(Entries with figure data)
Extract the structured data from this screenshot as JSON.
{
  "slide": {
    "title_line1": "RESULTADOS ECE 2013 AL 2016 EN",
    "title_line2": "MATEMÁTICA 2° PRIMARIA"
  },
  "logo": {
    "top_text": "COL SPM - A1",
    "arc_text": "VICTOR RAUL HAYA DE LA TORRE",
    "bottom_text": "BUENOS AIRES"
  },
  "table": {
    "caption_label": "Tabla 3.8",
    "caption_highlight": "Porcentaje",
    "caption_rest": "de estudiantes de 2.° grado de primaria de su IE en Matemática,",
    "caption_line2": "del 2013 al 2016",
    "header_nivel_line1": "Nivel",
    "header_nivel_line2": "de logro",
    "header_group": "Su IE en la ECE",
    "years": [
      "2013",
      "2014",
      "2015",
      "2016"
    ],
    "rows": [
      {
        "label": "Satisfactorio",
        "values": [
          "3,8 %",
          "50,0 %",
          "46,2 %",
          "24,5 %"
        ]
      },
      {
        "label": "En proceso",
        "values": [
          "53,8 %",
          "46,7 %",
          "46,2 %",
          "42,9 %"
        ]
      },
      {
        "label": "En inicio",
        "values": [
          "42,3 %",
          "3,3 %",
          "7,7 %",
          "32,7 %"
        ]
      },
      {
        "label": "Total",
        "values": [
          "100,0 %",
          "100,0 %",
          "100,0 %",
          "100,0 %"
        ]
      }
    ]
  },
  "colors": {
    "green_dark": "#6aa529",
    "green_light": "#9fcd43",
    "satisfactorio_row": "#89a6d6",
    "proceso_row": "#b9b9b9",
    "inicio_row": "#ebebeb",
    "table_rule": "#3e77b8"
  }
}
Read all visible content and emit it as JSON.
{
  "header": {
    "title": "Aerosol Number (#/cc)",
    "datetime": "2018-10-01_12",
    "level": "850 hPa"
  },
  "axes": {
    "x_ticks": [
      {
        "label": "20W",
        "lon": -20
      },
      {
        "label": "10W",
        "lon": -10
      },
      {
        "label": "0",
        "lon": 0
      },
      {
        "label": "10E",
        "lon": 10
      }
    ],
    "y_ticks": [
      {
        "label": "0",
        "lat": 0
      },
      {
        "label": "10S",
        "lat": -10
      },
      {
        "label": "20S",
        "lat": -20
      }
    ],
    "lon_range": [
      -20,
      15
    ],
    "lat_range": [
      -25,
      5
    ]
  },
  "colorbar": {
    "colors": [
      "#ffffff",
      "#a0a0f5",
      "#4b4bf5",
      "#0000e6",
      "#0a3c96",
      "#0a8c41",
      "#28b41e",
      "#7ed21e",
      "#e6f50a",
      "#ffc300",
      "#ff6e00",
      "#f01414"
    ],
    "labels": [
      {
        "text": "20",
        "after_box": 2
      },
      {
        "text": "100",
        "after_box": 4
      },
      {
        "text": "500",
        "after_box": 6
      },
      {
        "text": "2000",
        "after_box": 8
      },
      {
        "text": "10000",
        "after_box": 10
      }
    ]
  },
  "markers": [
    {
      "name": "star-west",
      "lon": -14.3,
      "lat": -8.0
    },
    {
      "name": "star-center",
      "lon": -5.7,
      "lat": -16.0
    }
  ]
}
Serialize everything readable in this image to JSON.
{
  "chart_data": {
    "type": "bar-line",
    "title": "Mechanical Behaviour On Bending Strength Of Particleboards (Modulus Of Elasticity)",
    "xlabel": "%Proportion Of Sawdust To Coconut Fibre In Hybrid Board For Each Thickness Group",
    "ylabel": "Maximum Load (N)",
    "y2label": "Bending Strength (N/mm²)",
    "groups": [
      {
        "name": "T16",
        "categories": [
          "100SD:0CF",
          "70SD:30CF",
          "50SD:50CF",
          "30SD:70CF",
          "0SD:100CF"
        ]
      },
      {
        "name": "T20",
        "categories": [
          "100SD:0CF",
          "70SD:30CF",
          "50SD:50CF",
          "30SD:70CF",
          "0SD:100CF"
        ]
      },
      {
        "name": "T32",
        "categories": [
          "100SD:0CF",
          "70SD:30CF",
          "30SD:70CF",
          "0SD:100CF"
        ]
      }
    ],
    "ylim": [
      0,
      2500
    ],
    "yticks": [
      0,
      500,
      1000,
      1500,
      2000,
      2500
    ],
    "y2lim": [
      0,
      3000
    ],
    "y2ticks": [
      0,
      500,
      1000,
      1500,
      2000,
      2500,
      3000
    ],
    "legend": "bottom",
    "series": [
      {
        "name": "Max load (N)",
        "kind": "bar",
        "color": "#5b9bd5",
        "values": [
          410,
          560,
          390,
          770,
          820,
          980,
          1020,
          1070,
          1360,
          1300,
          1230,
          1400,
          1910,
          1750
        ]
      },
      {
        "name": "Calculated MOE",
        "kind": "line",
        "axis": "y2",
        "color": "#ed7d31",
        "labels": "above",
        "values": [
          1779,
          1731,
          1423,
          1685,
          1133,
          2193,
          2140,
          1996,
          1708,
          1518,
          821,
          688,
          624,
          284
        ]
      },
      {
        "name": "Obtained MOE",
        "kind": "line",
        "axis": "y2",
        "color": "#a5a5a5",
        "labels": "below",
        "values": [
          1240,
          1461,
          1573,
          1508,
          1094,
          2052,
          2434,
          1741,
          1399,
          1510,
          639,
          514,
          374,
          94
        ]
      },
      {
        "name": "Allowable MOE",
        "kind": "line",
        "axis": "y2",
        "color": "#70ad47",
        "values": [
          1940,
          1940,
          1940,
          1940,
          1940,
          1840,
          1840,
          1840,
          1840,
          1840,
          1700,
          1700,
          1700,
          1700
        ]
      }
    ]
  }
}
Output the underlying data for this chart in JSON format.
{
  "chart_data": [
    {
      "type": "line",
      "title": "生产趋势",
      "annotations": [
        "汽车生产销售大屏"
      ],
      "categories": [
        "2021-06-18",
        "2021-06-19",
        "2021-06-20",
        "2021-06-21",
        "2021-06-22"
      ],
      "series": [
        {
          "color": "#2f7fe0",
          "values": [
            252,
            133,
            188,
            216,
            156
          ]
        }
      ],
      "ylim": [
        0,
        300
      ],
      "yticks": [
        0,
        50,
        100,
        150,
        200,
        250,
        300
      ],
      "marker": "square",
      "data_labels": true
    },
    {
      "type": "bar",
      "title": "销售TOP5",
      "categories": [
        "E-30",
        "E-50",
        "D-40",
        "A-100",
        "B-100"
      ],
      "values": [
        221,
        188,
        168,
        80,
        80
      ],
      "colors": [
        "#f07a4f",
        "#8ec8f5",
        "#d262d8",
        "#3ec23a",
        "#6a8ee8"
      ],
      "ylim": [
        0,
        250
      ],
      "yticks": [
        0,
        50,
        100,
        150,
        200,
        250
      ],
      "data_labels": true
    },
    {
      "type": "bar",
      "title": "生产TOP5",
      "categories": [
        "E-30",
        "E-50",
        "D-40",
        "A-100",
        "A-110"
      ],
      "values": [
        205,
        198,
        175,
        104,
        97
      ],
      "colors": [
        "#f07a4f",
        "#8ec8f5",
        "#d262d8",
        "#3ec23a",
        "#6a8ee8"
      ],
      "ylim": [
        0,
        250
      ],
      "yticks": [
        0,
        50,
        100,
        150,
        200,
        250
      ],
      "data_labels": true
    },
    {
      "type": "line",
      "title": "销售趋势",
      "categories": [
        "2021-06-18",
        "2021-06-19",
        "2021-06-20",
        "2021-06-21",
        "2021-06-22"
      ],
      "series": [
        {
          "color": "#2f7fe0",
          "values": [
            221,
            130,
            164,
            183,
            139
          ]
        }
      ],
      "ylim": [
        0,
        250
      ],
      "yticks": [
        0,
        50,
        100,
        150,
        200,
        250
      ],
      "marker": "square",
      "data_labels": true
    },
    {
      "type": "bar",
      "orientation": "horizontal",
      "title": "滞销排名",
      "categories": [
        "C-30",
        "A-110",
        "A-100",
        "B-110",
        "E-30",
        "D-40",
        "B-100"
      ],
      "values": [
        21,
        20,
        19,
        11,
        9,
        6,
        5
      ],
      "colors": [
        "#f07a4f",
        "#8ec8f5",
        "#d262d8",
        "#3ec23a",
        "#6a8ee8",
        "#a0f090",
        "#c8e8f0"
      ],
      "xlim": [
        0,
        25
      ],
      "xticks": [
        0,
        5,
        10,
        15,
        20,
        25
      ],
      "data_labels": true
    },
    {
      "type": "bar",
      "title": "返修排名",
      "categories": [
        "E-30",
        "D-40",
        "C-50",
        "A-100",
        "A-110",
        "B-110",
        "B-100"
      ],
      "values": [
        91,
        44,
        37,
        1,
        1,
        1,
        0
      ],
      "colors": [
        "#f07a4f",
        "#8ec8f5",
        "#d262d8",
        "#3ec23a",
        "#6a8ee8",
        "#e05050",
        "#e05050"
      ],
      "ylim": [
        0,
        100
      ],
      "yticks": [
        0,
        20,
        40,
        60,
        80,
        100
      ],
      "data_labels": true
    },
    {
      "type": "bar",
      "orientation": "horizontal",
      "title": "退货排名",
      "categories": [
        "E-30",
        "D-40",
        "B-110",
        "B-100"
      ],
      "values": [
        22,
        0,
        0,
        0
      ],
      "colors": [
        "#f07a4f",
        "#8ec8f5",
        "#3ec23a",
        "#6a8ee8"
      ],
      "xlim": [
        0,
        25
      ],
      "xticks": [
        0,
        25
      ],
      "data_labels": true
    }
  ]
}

→ **Aim of the exercise**:
Find each line in the records holding the string "name" and show it.

→ **Final result**:
      "name": "star-west",
      "name": "star-center",
        "name": "T16",
        "name": "T20",
        "name": "T32",
        "name": "Max load (N)",
        "name": "Calculated MOE",
        "name": "Obtained MOE",
        "name": "Allowable MOE",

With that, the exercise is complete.